*Task instructions*:
Give back the whole listing exactly as shown.

--- Material provided ---

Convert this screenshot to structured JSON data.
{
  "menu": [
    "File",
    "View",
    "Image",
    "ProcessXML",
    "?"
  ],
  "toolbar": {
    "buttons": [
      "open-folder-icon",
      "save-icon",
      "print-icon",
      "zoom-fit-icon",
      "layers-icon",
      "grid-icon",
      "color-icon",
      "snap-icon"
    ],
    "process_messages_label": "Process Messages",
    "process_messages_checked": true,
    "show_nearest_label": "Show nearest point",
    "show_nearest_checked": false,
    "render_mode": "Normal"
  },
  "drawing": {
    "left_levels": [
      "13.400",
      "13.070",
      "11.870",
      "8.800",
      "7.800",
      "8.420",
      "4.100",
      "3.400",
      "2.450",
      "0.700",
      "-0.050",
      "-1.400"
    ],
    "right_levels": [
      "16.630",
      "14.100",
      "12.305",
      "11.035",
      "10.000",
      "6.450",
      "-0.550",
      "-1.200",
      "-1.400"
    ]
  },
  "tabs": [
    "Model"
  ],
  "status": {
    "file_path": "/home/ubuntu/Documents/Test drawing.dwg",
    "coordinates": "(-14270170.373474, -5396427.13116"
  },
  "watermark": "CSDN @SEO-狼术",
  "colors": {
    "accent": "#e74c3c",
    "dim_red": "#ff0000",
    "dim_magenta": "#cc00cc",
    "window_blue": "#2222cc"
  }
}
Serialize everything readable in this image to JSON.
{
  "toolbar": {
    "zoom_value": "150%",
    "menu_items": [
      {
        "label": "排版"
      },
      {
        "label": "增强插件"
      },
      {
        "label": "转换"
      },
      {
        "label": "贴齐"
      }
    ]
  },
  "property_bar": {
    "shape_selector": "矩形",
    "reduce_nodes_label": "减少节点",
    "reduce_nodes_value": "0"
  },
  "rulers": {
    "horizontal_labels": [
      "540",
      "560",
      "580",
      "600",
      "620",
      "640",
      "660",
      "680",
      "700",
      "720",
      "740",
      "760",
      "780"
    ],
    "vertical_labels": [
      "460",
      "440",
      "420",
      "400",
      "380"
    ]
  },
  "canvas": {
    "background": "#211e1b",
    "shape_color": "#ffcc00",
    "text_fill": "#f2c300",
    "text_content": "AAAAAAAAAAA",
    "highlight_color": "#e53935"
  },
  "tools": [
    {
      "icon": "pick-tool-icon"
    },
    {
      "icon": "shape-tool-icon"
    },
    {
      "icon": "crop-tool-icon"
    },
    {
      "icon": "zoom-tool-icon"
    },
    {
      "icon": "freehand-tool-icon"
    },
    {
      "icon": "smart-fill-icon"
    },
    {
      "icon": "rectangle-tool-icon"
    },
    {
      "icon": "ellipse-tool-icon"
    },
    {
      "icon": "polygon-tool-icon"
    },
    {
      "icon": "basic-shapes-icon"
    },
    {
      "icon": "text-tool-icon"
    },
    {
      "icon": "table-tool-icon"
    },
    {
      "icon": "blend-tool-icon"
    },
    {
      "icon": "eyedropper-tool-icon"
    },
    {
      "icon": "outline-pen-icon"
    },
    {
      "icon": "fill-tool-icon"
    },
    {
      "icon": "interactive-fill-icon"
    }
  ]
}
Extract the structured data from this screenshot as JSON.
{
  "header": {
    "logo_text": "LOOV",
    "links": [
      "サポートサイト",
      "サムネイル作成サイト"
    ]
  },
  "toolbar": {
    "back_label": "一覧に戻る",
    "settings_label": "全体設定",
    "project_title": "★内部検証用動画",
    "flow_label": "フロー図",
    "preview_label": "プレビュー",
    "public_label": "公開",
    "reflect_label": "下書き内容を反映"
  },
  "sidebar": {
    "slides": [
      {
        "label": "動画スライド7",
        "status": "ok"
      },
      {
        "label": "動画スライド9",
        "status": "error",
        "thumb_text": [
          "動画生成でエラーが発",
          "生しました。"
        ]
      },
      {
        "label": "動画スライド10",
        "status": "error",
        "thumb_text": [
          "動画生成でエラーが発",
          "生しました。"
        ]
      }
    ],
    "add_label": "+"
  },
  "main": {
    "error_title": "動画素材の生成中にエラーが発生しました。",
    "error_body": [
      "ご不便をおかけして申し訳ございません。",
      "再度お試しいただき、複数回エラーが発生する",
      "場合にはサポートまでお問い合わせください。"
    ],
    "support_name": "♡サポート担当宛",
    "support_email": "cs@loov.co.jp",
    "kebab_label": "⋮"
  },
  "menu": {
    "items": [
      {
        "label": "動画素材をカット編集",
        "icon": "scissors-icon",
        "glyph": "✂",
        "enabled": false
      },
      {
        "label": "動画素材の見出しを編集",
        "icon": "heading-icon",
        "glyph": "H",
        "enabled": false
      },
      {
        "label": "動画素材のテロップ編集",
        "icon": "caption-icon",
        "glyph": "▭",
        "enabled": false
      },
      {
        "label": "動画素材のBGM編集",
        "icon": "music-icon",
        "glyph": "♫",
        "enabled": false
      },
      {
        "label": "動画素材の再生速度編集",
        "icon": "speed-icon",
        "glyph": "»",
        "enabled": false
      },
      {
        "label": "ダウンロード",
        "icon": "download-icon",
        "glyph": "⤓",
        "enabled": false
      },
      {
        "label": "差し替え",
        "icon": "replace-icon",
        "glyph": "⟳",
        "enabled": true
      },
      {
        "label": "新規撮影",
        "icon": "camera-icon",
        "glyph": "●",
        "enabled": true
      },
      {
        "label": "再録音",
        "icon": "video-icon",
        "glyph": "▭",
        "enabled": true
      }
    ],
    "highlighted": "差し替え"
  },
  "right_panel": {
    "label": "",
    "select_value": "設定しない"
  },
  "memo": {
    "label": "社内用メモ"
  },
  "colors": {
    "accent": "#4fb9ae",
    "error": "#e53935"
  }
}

---

*Result*:
Convert this screenshot to structured JSON data.
{
  "menu": [
    "File",
    "View",
    "Image",
    "ProcessXML",
    "?"
  ],
  "toolbar": {
    "buttons": [
      "open-folder-icon",
      "save-icon",
      "print-icon",
      "zoom-fit-icon",
      "layers-icon",
      "grid-icon",
      "color-icon",
      "snap-icon"
    ],
    "process_messages_label": "Process Messages",
    "process_messages_checked": true,
    "show_nearest_label": "Show nearest point",
    "show_nearest_checked": false,
    "render_mode": "Normal"
  },
  "drawing": {
    "left_levels": [
      "13.400",
      "13.070",
      "11.870",
      "8.800",
      "7.800",
      "8.420",
      "4.100",
      "3.400",
      "2.450",
      "0.700",
      "-0.050",
      "-1.400"
    ],
    "right_levels": [
      "16.630",
      "14.100",
      "12.305",
      "11.035",
      "10.000",
      "6.450",
      "-0.550",
      "-1.200",
      "-1.400"
    ]
  },
  "tabs": [
    "Model"
  ],
  "status": {
    "file_path": "/home/ubuntu/Documents/Test drawing.dwg",
    "coordinates": "(-14270170.373474, -5396427.13116"
  },
  "watermark": "CSDN @SEO-狼术",
  "colors": {
    "accent": "#e74c3c",
    "dim_red": "#ff0000",
    "dim_magenta": "#cc00cc",
    "window_blue": "#2222cc"
  }
}
Serialize everything readable in this image to JSON.
{
  "toolbar": {
    "zoom_value": "150%",
    "menu_items": [
      {
        "label": "排版"
      },
      {
        "label": "增强插件"
      },
      {
        "label": "转换"
      },
      {
        "label": "贴齐"
      }
    ]
  },
  "property_bar": {
    "shape_selector": "矩形",
    "reduce_nodes_label": "减少节点",
    "reduce_nodes_value": "0"
  },
  "rulers": {
    "horizontal_labels": [
      "540",
      "560",
      "580",
      "600",
      "620",
      "640",
      "660",
      "680",
      "700",
      "720",
      "740",
      "760",
      "780"
    ],
    "vertical_labels": [
      "460",
      "440",
      "420",
      "400",
      "380"
    ]
  },
  "canvas": {
    "background": "#211e1b",
    "shape_color": "#ffcc00",
    "text_fill": "#f2c300",
    "text_content": "AAAAAAAAAAA",
    "highlight_color": "#e53935"
  },
  "tools": [
    {
      "icon": "pick-tool-icon"
    },
    {
      "icon": "shape-tool-icon"
    },
    {
      "icon": "crop-tool-icon"
    },
    {
      "icon": "zoom-tool-icon"
    },
    {
      "icon": "freehand-tool-icon"
    },
    {
      "icon": "smart-fill-icon"
    },
    {
      "icon": "rectangle-tool-icon"
    },
    {
      "icon": "ellipse-tool-icon"
    },
    {
      "icon": "polygon-tool-icon"
    },
    {
      "icon": "basic-shapes-icon"
    },
    {
      "icon": "text-tool-icon"
    },
    {
      "icon": "table-tool-icon"
    },
    {
      "icon": "blend-tool-icon"
    },
    {
      "icon": "eyedropper-tool-icon"
    },
    {
      "icon": "outline-pen-icon"
    },
    {
      "icon": "fill-tool-icon"
    },
    {
      "icon": "interactive-fill-icon"
    }
  ]
}
Extract the structured data from this screenshot as JSON.
{
  "header": {
    "logo_text": "LOOV",
    "links": [
      "サポートサイト",
      "サムネイル作成サイト"
    ]
  },
  "toolbar": {
    "back_label": "一覧に戻る",
    "settings_label": "全体設定",
    "project_title": "★内部検証用動画",
    "flow_label": "フロー図",
    "preview_label": "プレビュー",
    "public_label": "公開",
    "reflect_label": "下書き内容を反映"
  },
  "sidebar": {
    "slides": [
      {
        "label": "動画スライド7",
        "status": "ok"
      },
      {
        "label": "動画スライド9",
        "status": "error",
        "thumb_text": [
          "動画生成でエラーが発",
          "生しました。"
        ]
      },
      {
        "label": "動画スライド10",
        "status": "error",
        "thumb_text": [
          "動画生成でエラーが発",
          "生しました。"
        ]
      }
    ],
    "add_label": "+"
  },
  "main": {
    "error_title": "動画素材の生成中にエラーが発生しました。",
    "error_body": [
      "ご不便をおかけして申し訳ございません。",
      "再度お試しいただき、複数回エラーが発生する",
      "場合にはサポートまでお問い合わせください。"
    ],
    "support_name": "♡サポート担当宛",
    "support_email": "cs@loov.co.jp",
    "kebab_label": "⋮"
  },
  "menu": {
    "items": [
      {
        "label": "動画素材をカット編集",
        "icon": "scissors-icon",
        "glyph": "✂",
        "enabled": false
      },
      {
        "label": "動画素材の見出しを編集",
        "icon": "heading-icon",
        "glyph": "H",
        "enabled": false
      },
      {
        "label": "動画素材のテロップ編集",
        "icon": "caption-icon",
        "glyph": "▭",
        "enabled": false
      },
      {
        "label": "動画素材のBGM編集",
        "icon": "music-icon",
        "glyph": "♫",
        "enabled": false
      },
      {
        "label": "動画素材の再生速度編集",
        "icon": "speed-icon",
        "glyph": "»",
        "enabled": false
      },
      {
        "label": "ダウンロード",
        "icon": "download-icon",
        "glyph": "⤓",
        "enabled": false
      },
      {
        "label": "差し替え",
        "icon": "replace-icon",
        "glyph": "⟳",
        "enabled": true
      },
      {
        "label": "新規撮影",
        "icon": "camera-icon",
        "glyph": "●",
        "enabled": true
      },
      {
        "label": "再録音",
        "icon": "video-icon",
        "glyph": "▭",
        "enabled": true
      }
    ],
    "highlighted": "差し替え"
  },
  "right_panel": {
    "label": "",
    "select_value": "設定しない"
  },
  "memo": {
    "label": "社内用メモ"
  },
  "colors": {
    "accent": "#4fb9ae",
    "error": "#e53935"
  }
}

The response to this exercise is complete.